+++ Records shown
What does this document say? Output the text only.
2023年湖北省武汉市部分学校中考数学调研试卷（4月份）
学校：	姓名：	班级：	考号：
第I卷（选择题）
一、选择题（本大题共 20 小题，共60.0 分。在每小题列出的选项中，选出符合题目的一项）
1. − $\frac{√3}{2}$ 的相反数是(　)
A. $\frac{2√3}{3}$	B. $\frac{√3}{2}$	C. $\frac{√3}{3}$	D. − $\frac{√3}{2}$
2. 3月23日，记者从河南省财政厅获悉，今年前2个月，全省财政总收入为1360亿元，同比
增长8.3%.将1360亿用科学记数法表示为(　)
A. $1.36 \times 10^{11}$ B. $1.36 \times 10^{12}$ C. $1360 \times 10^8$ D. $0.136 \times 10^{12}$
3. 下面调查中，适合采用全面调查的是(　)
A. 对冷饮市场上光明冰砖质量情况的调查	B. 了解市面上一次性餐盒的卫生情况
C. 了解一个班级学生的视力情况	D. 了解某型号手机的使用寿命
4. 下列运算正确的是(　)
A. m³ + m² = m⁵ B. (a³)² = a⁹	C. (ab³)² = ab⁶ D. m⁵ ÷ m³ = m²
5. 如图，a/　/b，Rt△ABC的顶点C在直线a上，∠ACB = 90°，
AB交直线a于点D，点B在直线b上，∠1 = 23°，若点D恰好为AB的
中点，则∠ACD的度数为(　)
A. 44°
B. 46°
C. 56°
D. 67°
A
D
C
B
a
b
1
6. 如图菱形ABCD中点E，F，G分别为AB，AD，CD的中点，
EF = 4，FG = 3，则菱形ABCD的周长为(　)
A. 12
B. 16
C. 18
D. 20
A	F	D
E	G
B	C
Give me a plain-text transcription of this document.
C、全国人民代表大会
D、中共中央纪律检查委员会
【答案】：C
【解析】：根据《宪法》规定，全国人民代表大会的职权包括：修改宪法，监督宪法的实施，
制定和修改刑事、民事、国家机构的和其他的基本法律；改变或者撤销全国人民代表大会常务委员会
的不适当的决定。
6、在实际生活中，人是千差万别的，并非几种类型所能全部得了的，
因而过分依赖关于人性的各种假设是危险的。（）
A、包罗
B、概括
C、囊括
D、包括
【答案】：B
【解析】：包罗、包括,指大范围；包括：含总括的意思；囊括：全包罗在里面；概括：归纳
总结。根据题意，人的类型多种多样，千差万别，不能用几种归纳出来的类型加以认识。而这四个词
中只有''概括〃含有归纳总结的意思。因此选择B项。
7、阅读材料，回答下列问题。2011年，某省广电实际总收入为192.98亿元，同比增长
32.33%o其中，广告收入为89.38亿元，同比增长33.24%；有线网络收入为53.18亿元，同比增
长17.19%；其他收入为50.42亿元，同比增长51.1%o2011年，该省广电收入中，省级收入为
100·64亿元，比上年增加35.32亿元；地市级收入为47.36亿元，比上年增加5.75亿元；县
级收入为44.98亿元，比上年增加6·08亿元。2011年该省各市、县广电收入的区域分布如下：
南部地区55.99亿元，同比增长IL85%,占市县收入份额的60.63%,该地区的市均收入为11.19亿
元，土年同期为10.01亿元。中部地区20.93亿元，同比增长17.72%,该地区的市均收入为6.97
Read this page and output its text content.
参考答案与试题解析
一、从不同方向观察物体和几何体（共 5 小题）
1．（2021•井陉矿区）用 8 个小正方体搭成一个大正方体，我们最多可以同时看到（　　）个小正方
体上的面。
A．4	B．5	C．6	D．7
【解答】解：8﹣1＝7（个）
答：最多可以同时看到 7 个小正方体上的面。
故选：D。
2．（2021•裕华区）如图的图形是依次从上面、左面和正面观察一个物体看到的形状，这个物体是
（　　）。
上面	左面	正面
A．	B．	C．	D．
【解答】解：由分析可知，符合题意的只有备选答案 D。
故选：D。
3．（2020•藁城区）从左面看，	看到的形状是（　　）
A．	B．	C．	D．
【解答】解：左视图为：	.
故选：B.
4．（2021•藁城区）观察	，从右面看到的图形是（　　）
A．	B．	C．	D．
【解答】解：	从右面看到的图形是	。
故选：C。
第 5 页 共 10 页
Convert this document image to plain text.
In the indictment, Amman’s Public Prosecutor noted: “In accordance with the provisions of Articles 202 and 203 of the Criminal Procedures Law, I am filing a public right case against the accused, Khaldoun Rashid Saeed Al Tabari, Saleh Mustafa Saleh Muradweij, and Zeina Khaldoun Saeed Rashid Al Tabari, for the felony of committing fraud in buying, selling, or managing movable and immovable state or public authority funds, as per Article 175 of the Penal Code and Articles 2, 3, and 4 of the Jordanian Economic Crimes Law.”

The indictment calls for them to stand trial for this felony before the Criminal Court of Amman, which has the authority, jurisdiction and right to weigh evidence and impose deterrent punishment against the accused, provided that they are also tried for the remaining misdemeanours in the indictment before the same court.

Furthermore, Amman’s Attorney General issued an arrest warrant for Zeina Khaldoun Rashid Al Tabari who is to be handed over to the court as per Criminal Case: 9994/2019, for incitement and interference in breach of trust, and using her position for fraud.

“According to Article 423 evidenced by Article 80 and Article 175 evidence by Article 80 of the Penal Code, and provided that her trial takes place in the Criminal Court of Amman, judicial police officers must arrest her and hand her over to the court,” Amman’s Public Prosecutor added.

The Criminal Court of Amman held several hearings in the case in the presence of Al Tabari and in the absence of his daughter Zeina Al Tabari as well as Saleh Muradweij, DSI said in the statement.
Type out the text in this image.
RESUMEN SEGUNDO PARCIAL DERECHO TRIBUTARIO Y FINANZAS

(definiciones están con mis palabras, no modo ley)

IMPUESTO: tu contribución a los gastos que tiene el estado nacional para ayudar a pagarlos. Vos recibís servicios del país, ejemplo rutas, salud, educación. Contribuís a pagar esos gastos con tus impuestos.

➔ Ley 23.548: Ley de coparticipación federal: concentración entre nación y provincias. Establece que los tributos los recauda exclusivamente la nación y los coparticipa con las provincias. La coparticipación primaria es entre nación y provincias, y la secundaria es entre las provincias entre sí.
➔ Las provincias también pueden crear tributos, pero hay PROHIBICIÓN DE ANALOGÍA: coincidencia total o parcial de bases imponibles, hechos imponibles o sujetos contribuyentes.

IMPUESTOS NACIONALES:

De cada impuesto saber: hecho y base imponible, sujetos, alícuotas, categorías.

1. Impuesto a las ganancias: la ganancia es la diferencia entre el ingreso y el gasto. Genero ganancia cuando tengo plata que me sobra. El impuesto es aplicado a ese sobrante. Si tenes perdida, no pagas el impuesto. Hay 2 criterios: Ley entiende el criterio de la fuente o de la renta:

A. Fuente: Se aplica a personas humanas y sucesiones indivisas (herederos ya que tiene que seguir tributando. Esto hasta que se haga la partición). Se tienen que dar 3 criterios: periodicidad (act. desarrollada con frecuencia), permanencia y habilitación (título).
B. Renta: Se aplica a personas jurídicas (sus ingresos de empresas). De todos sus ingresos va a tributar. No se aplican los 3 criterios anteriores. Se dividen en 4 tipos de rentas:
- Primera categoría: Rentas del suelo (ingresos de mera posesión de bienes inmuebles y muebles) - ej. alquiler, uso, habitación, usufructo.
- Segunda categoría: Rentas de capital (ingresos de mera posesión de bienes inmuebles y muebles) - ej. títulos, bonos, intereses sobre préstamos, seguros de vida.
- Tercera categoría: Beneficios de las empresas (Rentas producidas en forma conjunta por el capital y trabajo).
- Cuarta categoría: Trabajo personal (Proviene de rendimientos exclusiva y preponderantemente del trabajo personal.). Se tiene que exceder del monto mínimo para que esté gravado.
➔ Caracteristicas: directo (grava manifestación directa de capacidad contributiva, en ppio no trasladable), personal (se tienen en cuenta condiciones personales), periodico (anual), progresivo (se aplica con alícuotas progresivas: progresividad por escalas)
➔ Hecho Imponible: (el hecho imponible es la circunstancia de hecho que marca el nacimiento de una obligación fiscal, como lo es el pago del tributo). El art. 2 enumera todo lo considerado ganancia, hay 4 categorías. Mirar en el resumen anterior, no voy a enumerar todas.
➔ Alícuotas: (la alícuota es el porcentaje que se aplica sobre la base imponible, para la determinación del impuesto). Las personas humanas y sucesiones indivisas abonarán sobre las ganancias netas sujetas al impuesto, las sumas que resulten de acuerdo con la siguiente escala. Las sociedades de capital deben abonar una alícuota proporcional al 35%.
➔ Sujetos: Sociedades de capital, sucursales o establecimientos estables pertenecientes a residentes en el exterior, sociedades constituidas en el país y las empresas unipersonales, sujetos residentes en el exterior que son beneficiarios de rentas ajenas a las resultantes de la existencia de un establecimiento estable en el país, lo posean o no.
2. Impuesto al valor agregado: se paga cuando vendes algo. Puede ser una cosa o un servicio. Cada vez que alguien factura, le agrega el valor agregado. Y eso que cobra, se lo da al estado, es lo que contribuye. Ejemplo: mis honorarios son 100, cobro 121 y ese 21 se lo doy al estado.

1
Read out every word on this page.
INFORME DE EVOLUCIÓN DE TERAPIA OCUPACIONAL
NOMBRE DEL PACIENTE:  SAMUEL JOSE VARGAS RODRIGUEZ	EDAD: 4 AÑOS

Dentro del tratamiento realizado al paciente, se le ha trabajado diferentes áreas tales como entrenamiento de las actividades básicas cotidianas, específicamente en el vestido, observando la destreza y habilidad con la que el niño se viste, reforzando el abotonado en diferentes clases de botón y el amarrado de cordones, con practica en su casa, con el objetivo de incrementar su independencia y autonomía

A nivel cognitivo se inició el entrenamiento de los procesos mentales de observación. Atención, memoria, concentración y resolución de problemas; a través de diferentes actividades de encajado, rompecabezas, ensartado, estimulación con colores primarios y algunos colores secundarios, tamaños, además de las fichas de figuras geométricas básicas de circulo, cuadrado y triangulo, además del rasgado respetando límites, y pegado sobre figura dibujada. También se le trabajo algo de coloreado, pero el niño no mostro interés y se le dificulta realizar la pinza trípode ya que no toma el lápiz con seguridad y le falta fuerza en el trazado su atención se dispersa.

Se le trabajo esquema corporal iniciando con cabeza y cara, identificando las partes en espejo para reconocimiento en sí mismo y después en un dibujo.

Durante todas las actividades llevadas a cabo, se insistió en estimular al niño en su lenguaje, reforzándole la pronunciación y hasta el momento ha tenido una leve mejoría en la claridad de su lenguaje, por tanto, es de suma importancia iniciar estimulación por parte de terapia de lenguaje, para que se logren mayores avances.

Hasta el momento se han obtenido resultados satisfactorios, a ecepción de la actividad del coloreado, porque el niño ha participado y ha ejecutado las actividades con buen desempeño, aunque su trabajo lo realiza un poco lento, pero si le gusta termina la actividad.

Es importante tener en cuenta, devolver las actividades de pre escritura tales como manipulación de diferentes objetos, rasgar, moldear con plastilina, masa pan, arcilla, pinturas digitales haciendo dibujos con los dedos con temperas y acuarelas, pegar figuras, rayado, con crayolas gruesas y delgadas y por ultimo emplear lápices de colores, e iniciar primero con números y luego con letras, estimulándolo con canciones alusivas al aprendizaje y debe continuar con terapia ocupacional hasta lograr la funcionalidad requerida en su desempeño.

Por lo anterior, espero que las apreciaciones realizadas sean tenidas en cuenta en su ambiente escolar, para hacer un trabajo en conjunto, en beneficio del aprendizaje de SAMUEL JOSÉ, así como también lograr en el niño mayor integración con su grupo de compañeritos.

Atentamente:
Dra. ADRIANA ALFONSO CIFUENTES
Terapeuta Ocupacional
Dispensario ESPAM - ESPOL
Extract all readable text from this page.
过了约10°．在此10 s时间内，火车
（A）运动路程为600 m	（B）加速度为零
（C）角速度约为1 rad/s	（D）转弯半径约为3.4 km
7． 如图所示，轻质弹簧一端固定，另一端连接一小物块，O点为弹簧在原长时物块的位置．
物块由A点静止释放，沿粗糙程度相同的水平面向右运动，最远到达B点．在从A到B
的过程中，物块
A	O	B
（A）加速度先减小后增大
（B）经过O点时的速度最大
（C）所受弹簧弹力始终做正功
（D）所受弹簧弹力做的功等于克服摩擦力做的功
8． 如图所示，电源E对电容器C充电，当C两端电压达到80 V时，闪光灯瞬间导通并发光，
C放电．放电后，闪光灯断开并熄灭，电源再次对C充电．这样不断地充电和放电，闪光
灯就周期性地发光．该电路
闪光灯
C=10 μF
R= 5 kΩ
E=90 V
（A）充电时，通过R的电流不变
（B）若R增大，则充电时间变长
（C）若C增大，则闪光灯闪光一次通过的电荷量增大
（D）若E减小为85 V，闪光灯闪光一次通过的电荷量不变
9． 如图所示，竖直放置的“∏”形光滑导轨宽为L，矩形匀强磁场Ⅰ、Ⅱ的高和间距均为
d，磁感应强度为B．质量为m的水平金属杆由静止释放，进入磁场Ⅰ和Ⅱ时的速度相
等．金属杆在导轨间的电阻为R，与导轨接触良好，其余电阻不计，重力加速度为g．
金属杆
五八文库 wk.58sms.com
++++++
Task prompt: Identify the lines in the entries above that contain "plain", then copy them out.

The reply:
Give me a plain-text transcription of this document.
Convert this document image to plain text.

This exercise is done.